**Exercise material**
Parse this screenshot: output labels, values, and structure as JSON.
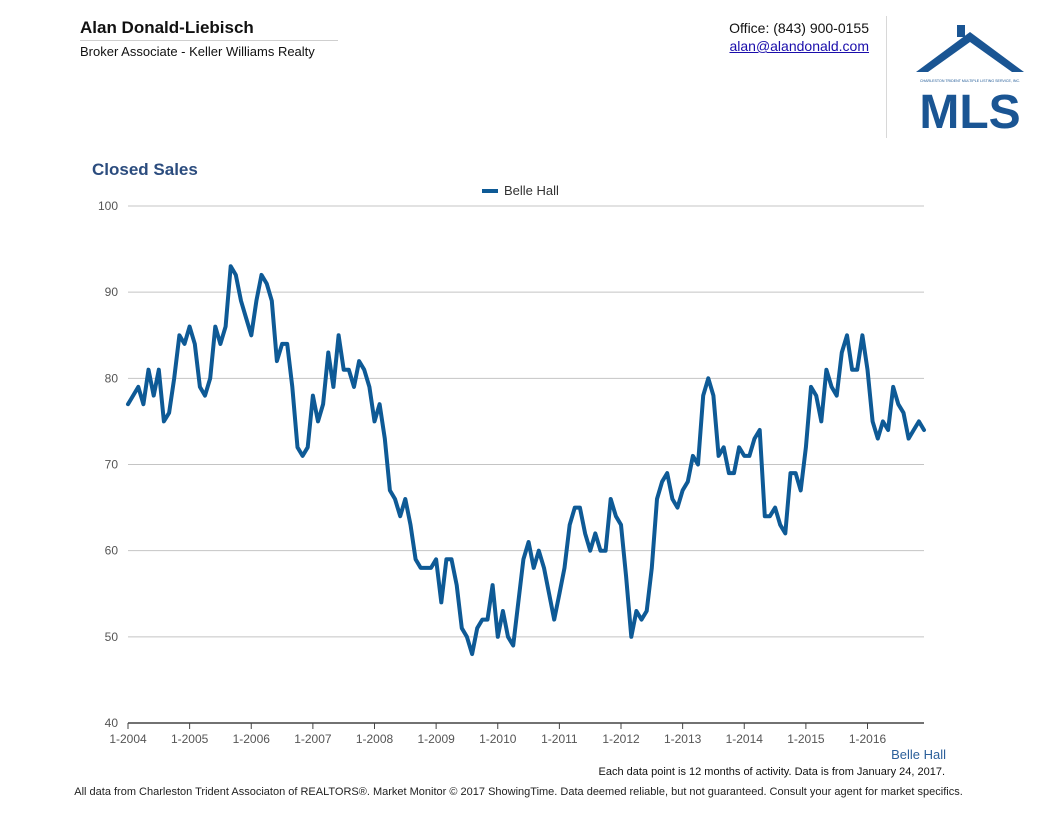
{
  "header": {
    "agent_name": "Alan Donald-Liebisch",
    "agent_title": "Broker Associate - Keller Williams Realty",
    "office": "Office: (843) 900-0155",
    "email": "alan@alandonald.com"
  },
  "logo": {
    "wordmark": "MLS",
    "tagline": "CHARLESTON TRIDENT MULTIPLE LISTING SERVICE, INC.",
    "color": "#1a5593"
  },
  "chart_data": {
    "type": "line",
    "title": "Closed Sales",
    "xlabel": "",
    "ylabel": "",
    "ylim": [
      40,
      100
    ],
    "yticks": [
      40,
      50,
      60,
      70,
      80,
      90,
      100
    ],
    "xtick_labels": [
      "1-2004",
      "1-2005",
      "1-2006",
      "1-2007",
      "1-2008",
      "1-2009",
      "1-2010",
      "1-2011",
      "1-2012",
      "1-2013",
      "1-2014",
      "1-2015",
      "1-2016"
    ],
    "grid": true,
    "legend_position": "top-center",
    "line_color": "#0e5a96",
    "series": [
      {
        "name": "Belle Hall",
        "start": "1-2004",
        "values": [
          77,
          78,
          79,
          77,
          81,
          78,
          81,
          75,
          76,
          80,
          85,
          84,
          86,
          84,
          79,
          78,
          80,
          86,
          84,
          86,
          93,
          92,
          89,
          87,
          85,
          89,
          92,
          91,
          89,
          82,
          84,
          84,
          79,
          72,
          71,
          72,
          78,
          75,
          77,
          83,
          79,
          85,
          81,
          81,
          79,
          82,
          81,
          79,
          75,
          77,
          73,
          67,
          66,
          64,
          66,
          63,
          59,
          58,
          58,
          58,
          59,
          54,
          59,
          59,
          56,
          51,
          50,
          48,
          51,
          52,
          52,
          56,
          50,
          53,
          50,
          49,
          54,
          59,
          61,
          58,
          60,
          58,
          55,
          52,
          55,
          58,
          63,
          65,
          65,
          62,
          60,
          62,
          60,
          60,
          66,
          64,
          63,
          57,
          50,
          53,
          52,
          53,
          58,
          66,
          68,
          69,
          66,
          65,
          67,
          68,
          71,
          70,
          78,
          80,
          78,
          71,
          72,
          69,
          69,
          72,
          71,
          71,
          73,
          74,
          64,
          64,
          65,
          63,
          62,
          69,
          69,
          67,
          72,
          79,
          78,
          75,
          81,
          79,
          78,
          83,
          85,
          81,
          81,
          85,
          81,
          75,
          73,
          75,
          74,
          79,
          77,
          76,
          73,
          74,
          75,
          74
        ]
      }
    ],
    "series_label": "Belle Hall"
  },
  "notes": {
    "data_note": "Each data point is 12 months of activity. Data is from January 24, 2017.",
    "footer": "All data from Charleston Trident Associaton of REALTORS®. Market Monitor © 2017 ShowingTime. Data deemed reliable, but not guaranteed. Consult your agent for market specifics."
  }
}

...

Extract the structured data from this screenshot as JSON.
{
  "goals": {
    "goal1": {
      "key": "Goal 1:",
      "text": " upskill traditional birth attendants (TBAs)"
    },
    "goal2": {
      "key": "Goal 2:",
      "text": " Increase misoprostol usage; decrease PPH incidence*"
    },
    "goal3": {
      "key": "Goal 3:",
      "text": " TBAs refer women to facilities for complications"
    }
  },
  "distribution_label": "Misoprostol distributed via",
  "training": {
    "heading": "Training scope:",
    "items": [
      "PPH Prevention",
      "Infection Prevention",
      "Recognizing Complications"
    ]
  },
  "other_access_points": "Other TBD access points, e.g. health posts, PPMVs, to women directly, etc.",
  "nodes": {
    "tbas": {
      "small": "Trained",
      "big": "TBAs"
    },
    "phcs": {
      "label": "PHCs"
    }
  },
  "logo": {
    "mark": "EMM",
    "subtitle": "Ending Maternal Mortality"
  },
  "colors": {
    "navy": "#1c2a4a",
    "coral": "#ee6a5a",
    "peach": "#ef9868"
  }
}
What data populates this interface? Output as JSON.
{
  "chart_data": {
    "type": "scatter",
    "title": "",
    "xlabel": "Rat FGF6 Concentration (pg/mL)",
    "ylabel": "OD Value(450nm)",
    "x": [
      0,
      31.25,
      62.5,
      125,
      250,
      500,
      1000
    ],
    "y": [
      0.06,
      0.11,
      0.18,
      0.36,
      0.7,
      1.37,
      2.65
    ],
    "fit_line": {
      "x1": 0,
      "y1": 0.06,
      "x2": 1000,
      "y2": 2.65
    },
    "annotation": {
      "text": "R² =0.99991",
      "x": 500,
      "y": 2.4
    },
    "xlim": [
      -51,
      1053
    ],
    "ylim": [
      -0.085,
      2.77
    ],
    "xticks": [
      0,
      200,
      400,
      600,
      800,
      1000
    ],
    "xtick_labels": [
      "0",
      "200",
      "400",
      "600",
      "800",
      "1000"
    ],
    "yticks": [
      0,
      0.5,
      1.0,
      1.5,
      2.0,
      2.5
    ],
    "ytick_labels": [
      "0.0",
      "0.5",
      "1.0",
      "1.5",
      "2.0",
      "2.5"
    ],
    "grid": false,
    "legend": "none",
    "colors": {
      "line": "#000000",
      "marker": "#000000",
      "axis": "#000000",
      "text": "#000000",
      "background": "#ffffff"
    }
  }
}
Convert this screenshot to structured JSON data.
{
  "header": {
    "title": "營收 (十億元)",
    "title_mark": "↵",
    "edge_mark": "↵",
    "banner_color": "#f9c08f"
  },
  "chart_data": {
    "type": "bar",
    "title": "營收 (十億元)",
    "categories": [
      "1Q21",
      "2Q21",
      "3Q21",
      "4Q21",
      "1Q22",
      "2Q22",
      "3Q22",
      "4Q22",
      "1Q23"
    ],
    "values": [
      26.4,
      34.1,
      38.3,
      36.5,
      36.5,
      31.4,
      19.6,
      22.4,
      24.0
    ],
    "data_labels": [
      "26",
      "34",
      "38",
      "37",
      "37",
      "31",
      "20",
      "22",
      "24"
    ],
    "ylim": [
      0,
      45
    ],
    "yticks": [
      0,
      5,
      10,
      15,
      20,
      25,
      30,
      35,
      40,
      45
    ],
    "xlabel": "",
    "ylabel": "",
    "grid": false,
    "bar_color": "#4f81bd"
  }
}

==

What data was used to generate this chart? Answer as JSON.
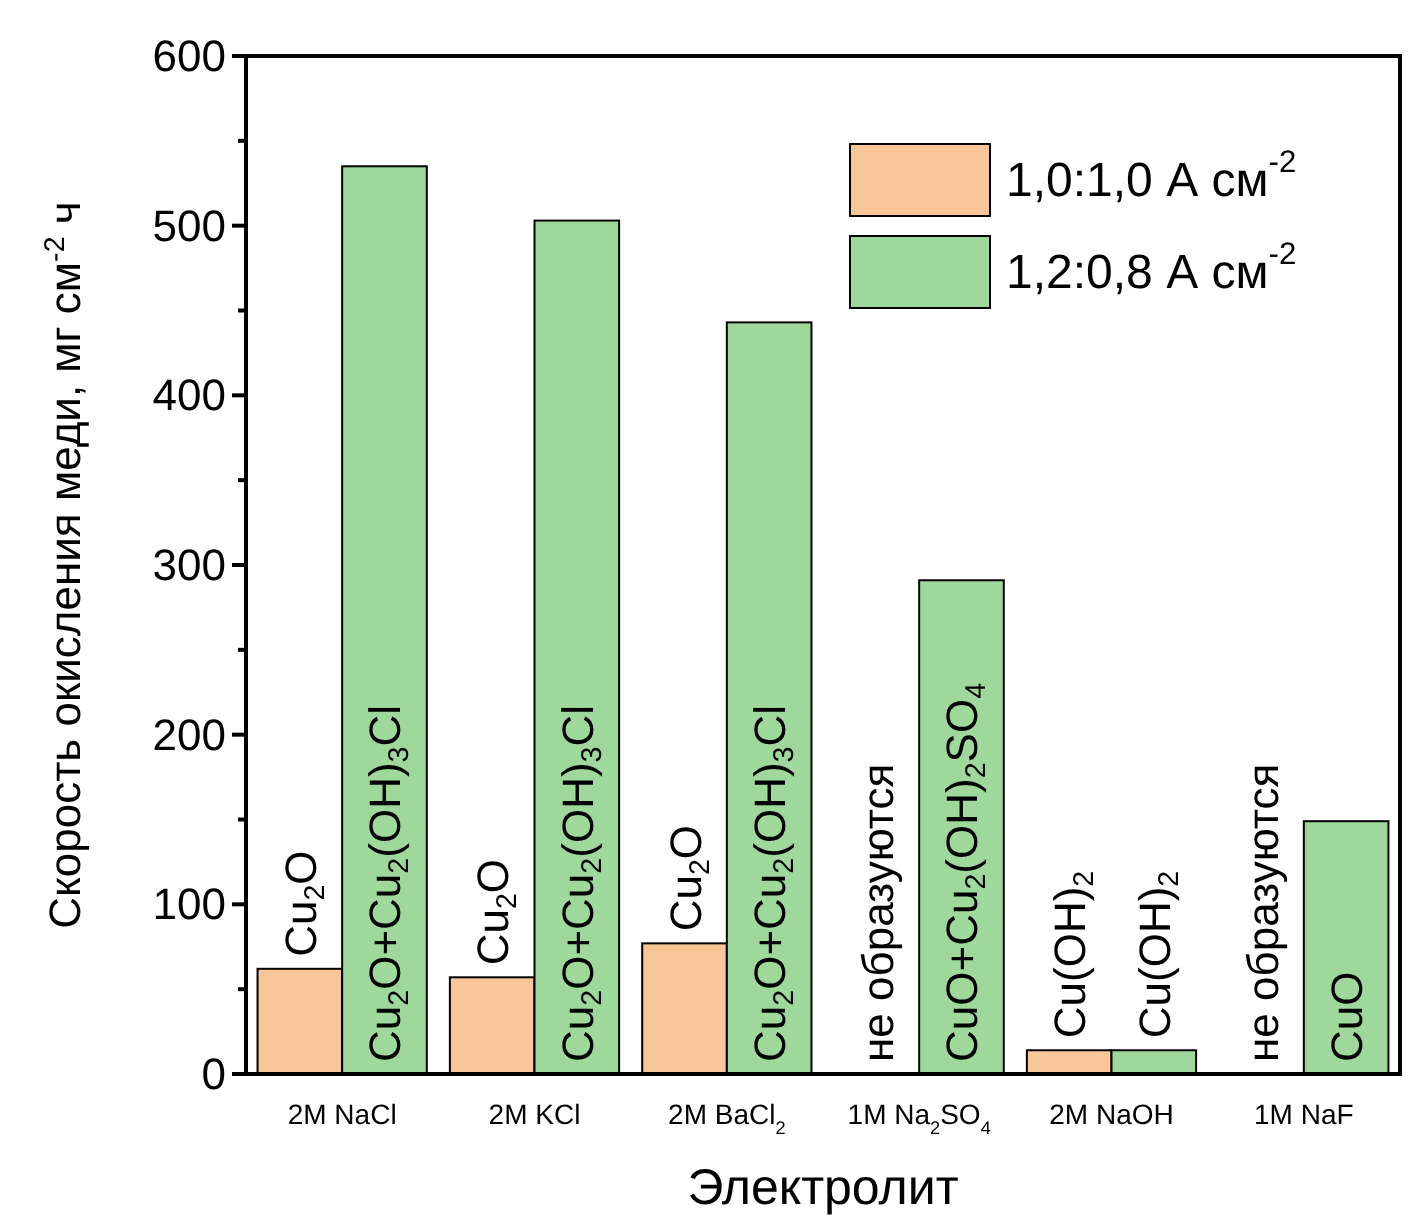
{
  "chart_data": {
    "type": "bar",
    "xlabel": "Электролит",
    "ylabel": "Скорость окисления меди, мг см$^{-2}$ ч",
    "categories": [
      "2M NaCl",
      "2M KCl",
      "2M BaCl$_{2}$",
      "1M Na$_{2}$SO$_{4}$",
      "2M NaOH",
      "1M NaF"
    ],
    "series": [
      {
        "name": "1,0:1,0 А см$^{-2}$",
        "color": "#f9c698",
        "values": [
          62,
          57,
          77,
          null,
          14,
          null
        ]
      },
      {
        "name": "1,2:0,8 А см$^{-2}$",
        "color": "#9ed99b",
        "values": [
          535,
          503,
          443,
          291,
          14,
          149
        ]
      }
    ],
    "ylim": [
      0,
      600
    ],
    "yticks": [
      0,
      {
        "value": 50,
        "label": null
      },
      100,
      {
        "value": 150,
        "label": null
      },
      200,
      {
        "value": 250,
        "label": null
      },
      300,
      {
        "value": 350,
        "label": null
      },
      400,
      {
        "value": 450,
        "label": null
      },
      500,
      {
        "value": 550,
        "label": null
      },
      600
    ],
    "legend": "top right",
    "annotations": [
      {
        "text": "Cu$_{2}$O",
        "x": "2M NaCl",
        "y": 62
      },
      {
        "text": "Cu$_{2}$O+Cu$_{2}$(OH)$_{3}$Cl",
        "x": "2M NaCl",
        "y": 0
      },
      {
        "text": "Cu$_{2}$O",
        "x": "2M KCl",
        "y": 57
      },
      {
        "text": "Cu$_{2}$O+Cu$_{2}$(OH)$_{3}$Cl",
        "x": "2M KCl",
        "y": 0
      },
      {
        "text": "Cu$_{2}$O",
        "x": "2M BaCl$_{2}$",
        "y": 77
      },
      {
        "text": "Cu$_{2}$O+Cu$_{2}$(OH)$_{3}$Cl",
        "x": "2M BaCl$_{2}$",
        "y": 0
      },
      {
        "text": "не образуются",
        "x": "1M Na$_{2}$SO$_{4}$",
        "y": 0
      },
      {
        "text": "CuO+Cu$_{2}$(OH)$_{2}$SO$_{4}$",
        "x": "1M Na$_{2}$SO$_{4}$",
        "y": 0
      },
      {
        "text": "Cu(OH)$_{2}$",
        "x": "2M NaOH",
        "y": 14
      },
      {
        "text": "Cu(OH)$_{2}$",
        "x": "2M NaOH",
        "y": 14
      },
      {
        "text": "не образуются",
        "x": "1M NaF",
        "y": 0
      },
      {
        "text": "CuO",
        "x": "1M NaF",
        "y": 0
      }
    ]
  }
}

**Given exercise**
In the lines above, find each one with "screenshot" and list it.

**Written reply**
Parse this screenshot: output labels, values, and structure as JSON.
Extract the structured data from this screenshot as JSON.
Convert this screenshot to structured JSON data.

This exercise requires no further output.